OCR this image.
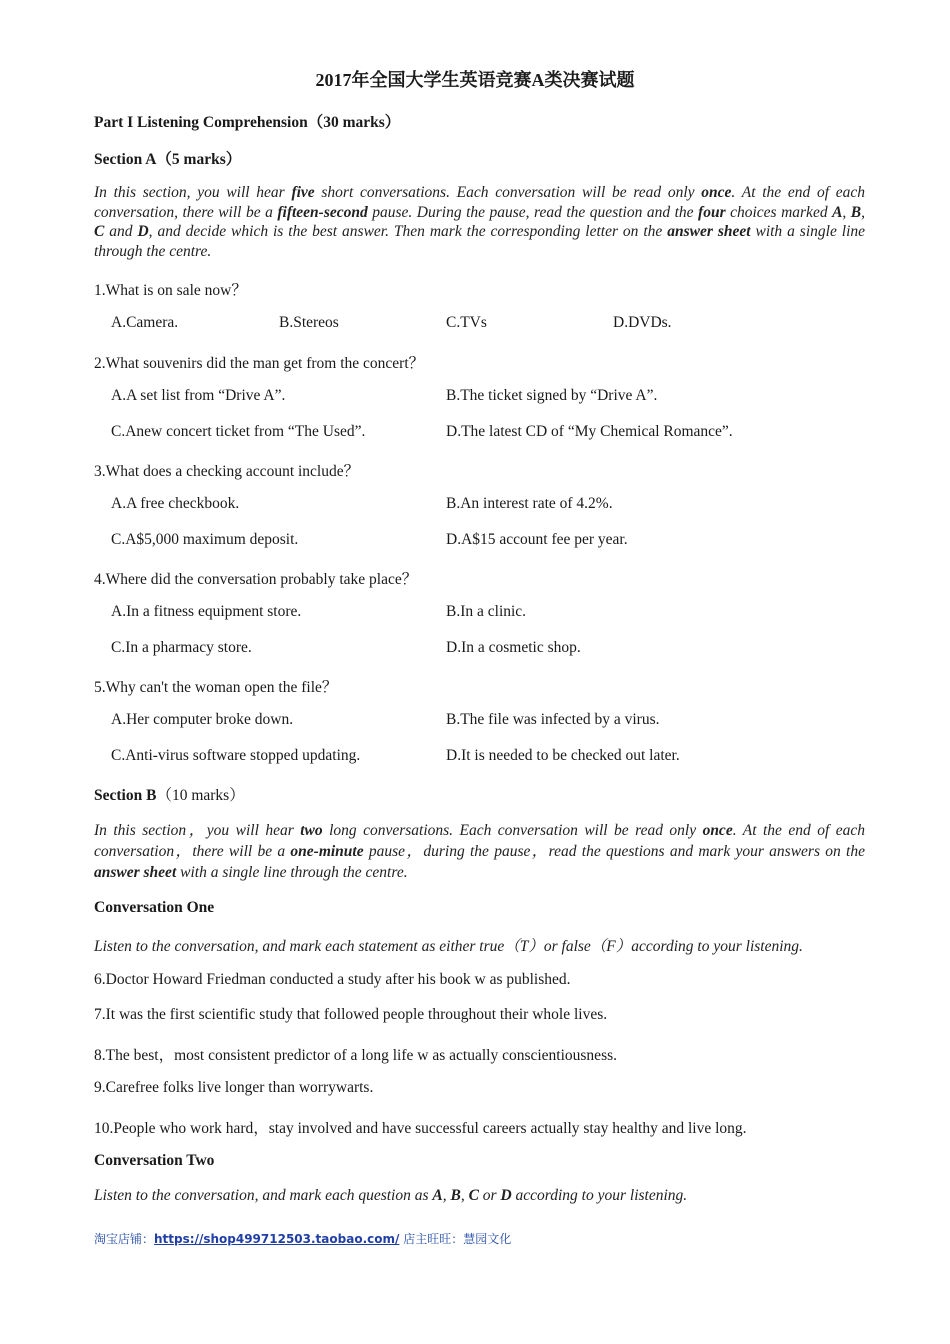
2017年全国大学生英语竞赛A类决赛试题
Part I Listening Comprehension（30 marks）
Section A（5 marks）
In this section, you will hear five short conversations. Each conversation will be read only once. At the end of each conversation, there will be a fifteen-second pause. During the pause, read the question and the four choices marked A, B, C and D, and decide which is the best answer. Then mark the corresponding letter on the answer sheet with a single line through the centre.
1.What is on sale now？
A.Camera.	B.Stereos	C.TVs	D.DVDs.
2.What souvenirs did the man get from the concert？
A.A set list from “Drive A”.	B.The ticket signed by “Drive A”.
C.Anew concert ticket from “The Used”.	D.The latest CD of “My Chemical Romance”.
3.What does a checking account include？
A.A free checkbook.	B.An interest rate of 4.2%.
C.A$5,000 maximum deposit.	D.A$15 account fee per year.
4.Where did the conversation probably take place？
A.In a fitness equipment store.	B.In a clinic.
C.In a pharmacy store.	D.In a cosmetic shop.
5.Why can't the woman open the file？
A.Her computer broke down.	B.The file was infected by a virus.
C.Anti-virus software stopped updating.	D.It is needed to be checked out later.
Section B（10 marks）
In this section，you will hear two long conversations. Each conversation will be read only once. At the end of each conversation，there will be a one-minute pause，during the pause，read the questions and mark your answers on the answer sheet with a single line through the centre.
Conversation One
Listen to the conversation, and mark each statement as either true（T）or false（F）according to your listening.
6.Doctor Howard Friedman conducted a study after his book w as published.
7.It was the first scientific study that followed people throughout their whole lives.
8.The best，most consistent predictor of a long life w as actually conscientiousness.
9.Carefree folks live longer than worrywarts.
10.People who work hard，stay involved and have successful careers actually stay healthy and live long.
Conversation Two
Listen to the conversation, and mark each question as A, B, C or D according to your listening.
淘宝店铺：https://shop499712503.taobao.com/ 店主旺旺：慧园文化
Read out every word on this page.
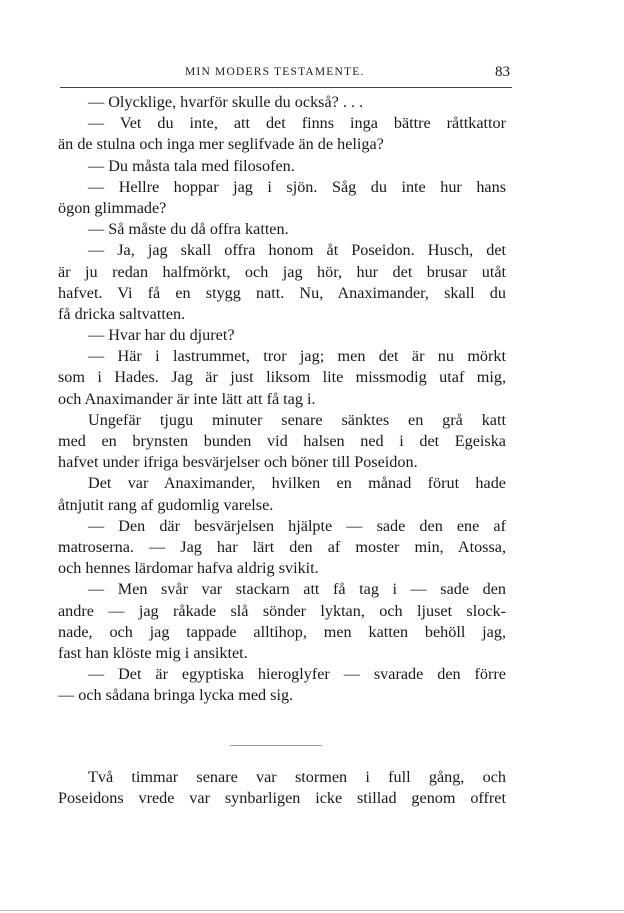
MIN MODERS TESTAMENTE.	83
— Olycklige, hvarför skulle du också? . . .
— Vet du inte, att det finns inga bättre råttkattor
än de stulna och inga mer seglifvade än de heliga?
— Du måsta tala med filosofen.
— Hellre hoppar jag i sjön. Såg du inte hur hans
ögon glimmade?
— Så måste du då offra katten.
— Ja, jag skall offra honom åt Poseidon. Husch, det
är ju redan halfmörkt, och jag hör, hur det brusar utåt
hafvet. Vi få en stygg natt. Nu, Anaximander, skall du
få dricka saltvatten.
— Hvar har du djuret?
— Här i lastrummet, tror jag; men det är nu mörkt
som i Hades. Jag är just liksom lite missmodig utaf mig,
och Anaximander är inte lätt att få tag i.
Ungefär tjugu minuter senare sänktes en grå katt
med en brynsten bunden vid halsen ned i det Egeiska
hafvet under ifriga besvärjelser och böner till Poseidon.
Det var Anaximander, hvilken en månad förut hade
åtnjutit rang af gudomlig varelse.
— Den där besvärjelsen hjälpte — sade den ene af
matroserna. — Jag har lärt den af moster min, Atossa,
och hennes lärdomar hafva aldrig svikit.
— Men svår var stackarn att få tag i — sade den
andre — jag råkade slå sönder lyktan, och ljuset slock-
nade, och jag tappade alltihop, men katten behöll jag,
fast han klöste mig i ansiktet.
— Det är egyptiska hieroglyfer — svarade den förre
— och sådana bringa lycka med sig.
Två timmar senare var stormen i full gång, och
Poseidons vrede var synbarligen icke stillad genom offret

□ □ □ □ □

What is being asked
Give only the number of lines in the material above that include the word "marks".

Task response
3